_LISTING_

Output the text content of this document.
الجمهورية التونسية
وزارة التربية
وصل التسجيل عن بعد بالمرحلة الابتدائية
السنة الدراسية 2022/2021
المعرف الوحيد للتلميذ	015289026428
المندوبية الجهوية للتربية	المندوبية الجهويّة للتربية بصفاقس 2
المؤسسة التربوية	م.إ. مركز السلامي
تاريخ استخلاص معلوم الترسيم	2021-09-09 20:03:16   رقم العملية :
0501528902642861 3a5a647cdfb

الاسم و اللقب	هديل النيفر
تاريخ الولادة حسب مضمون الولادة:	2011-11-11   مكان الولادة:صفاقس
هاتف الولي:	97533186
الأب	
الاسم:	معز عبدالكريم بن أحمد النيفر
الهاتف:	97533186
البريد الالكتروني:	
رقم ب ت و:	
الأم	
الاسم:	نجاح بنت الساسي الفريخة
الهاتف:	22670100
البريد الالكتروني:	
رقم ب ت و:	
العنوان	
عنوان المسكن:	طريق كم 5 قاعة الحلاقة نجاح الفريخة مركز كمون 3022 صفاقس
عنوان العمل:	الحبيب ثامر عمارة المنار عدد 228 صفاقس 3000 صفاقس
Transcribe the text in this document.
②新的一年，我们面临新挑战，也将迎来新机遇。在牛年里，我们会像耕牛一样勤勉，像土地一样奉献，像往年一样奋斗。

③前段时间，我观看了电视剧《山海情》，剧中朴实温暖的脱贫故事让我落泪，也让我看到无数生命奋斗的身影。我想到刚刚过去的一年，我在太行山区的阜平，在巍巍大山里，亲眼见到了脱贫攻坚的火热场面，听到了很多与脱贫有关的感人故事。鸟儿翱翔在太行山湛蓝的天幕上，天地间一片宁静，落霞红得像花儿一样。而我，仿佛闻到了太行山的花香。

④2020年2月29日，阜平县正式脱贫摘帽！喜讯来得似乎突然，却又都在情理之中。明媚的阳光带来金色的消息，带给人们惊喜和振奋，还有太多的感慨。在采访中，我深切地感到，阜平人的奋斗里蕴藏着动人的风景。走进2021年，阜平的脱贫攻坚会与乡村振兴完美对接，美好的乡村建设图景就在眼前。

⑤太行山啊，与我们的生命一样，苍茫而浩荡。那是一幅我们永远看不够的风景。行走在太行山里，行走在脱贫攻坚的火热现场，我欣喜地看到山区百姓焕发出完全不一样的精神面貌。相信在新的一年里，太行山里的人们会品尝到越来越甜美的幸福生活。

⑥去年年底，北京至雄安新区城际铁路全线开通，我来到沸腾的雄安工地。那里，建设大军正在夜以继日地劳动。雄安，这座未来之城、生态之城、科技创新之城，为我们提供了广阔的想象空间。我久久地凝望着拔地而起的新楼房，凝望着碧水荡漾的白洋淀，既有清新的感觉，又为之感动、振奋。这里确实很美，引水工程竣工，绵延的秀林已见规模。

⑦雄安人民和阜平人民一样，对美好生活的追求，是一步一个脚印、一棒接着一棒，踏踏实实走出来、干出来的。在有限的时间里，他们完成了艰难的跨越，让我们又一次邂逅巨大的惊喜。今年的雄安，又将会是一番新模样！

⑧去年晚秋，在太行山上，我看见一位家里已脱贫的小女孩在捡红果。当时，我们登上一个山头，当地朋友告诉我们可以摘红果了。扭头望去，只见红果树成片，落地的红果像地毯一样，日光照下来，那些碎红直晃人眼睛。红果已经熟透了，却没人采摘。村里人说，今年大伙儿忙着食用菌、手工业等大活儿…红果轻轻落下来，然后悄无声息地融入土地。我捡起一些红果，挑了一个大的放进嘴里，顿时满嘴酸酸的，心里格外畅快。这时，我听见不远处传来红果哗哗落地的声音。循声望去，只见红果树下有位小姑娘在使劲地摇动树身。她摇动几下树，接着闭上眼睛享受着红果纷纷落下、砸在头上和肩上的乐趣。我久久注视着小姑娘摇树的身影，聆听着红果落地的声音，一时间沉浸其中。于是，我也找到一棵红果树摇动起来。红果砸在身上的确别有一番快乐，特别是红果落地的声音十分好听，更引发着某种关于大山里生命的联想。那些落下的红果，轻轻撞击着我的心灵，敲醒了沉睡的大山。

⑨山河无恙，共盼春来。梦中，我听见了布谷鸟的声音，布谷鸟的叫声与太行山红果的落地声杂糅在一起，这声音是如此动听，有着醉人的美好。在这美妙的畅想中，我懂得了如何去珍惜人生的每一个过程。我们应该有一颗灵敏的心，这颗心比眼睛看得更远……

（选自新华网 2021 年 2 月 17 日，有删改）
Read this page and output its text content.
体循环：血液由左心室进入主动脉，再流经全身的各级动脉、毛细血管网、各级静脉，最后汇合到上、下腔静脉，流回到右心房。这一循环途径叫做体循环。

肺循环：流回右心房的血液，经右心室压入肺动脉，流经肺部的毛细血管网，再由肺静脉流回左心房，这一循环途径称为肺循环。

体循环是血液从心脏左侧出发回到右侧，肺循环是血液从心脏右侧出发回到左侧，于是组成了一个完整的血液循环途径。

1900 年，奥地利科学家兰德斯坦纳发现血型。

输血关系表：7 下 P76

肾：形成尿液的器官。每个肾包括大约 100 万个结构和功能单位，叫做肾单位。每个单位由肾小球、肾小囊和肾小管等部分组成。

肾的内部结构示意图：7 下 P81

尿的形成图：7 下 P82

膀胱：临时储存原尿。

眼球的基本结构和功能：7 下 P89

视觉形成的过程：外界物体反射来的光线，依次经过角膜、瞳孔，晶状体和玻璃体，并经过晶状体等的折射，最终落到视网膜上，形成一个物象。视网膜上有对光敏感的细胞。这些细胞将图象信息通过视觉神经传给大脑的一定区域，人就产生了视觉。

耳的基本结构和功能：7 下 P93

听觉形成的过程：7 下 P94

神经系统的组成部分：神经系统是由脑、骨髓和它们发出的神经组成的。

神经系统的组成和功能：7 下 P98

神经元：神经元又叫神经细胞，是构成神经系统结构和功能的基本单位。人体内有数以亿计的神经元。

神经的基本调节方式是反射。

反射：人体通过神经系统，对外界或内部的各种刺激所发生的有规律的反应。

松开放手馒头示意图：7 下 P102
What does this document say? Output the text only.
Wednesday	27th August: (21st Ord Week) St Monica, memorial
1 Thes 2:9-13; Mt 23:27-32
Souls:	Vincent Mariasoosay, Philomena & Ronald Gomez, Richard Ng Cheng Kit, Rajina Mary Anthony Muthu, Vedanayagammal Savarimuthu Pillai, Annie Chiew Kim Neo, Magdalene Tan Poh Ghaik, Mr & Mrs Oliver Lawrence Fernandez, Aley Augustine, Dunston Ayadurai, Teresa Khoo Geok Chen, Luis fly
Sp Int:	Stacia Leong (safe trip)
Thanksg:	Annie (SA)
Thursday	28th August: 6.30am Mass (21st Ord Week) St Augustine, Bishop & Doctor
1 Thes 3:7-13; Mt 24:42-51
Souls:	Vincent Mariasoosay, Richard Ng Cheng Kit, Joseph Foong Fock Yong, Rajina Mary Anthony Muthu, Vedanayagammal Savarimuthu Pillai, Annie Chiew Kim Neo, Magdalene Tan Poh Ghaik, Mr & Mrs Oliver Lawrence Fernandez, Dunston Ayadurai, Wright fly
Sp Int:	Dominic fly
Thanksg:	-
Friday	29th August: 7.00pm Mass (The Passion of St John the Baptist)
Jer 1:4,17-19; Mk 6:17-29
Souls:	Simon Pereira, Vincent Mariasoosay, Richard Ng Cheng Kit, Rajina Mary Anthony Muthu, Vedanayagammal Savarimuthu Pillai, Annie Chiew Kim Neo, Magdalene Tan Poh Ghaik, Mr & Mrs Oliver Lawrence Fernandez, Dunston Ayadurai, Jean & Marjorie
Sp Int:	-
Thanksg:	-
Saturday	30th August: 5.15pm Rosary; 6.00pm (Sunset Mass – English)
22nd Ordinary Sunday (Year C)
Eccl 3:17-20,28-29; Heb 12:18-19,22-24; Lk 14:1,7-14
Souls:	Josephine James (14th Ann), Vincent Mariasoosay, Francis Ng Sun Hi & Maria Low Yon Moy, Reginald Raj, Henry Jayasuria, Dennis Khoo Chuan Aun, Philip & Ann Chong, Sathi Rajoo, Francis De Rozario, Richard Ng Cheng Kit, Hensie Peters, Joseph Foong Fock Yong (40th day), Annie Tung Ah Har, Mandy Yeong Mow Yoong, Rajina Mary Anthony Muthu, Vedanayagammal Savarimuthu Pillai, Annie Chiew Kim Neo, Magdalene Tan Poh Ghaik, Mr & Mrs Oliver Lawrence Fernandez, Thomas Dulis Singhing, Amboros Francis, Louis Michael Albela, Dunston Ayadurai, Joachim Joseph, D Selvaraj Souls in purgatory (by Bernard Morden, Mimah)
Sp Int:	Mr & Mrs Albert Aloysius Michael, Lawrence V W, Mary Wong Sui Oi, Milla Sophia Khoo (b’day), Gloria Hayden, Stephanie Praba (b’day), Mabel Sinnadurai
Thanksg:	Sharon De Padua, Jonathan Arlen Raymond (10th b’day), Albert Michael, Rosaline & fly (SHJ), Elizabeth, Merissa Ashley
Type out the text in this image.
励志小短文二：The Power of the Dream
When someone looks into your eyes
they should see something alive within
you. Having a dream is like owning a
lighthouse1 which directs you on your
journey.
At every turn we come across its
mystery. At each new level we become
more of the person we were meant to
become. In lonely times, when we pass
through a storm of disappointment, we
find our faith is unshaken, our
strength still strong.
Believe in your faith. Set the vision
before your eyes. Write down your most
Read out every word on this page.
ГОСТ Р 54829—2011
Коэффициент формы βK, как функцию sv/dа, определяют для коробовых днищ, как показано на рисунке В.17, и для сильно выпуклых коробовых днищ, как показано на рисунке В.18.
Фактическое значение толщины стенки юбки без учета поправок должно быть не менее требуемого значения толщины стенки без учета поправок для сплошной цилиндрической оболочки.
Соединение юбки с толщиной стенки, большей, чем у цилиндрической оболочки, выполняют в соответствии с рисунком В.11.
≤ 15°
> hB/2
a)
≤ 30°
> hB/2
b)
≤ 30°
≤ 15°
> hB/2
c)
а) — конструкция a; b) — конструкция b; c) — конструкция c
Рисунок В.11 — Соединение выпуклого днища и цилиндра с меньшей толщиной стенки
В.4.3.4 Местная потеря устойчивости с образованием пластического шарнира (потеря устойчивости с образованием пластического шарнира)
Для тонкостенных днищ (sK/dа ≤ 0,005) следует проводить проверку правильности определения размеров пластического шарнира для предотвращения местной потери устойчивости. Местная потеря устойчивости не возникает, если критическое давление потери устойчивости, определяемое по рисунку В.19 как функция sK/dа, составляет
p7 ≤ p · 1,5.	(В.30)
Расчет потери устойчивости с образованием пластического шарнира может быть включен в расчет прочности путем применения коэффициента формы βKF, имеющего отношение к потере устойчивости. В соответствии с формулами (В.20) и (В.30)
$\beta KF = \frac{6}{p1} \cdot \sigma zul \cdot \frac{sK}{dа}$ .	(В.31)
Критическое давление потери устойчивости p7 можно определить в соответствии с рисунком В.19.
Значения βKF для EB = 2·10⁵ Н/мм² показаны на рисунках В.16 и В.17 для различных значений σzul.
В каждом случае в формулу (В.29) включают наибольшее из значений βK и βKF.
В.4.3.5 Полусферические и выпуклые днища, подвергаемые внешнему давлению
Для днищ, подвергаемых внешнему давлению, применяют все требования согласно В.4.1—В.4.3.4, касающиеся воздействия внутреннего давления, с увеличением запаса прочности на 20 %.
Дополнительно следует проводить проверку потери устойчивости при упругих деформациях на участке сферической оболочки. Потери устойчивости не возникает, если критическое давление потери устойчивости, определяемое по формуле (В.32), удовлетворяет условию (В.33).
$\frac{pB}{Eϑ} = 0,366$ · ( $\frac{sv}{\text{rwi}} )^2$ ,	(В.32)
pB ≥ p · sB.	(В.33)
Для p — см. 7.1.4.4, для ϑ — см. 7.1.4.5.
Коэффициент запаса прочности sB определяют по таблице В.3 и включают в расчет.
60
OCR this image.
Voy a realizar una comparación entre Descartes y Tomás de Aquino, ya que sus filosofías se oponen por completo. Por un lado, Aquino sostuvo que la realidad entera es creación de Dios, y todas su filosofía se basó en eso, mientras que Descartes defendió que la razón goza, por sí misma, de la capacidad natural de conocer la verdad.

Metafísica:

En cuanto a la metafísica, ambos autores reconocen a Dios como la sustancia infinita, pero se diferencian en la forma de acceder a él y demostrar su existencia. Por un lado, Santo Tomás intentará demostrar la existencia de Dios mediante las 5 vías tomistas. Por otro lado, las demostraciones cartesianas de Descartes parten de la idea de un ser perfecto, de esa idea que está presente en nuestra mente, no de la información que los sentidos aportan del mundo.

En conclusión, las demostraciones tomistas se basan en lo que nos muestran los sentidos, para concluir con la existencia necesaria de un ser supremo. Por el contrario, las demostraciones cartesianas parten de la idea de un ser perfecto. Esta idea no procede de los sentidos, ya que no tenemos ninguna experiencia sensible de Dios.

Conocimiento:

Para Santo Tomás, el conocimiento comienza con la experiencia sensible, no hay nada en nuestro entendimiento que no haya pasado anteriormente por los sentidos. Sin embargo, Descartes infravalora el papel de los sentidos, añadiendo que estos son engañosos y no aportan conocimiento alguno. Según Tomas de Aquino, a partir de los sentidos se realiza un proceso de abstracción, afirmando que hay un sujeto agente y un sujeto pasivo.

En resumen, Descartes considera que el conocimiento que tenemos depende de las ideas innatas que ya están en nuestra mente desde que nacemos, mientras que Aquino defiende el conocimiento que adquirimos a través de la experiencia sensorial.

_DIRECTION_
Which lines hold the word "запаса"? Return all of them from the records above.

_RESULT FOR THIS TASK_
Для днищ, подвергаемых внешнему давлению, применяют все требования согласно В.4.1—В.4.3.4, касающиеся воздействия внутреннего давления, с увеличением запаса прочности на 20 %.
Коэффициент запаса прочности sB определяют по таблице В.3 и включают в расчет.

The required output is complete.